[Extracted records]
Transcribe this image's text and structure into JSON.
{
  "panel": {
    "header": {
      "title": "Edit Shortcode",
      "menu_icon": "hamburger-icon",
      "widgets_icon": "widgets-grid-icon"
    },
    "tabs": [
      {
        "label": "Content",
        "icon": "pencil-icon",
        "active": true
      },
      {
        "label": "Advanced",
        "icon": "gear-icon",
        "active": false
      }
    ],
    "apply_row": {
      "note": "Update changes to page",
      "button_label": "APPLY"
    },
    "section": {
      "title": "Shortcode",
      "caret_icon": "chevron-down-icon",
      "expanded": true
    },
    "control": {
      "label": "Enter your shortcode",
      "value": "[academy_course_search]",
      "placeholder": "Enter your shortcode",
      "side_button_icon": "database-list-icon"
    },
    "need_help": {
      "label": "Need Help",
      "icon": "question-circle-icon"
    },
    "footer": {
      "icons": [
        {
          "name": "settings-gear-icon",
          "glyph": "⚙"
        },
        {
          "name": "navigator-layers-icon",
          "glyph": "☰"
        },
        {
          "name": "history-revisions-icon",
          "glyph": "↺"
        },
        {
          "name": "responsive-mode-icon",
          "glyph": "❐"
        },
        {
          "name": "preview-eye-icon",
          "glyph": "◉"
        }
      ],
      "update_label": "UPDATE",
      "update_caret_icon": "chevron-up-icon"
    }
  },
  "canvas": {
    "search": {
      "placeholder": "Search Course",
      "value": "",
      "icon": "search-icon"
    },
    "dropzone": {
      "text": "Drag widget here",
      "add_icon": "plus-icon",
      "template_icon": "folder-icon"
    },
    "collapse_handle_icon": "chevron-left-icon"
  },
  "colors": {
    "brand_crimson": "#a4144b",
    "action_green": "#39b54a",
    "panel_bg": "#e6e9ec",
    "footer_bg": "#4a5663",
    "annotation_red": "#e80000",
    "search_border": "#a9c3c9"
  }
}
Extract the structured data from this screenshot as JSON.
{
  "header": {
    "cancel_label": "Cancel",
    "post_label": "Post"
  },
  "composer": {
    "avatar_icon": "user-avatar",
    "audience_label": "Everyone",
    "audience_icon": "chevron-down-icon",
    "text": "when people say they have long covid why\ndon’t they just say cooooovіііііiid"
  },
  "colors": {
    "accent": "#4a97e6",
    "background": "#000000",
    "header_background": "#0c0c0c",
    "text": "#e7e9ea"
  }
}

PROBLEM DESCRIPTION: Output the line holding "Extract the structured", then every later line through the end of the records above, exactly as given and nothing else.

REPLY TO THE TASK:
Extract the structured data from this screenshot as JSON.
{
  "header": {
    "cancel_label": "Cancel",
    "post_label": "Post"
  },
  "composer": {
    "avatar_icon": "user-avatar",
    "audience_label": "Everyone",
    "audience_icon": "chevron-down-icon",
    "text": "when people say they have long covid why\ndon’t they just say cooooovіііііiid"
  },
  "colors": {
    "accent": "#4a97e6",
    "background": "#000000",
    "header_background": "#0c0c0c",
    "text": "#e7e9ea"
  }
}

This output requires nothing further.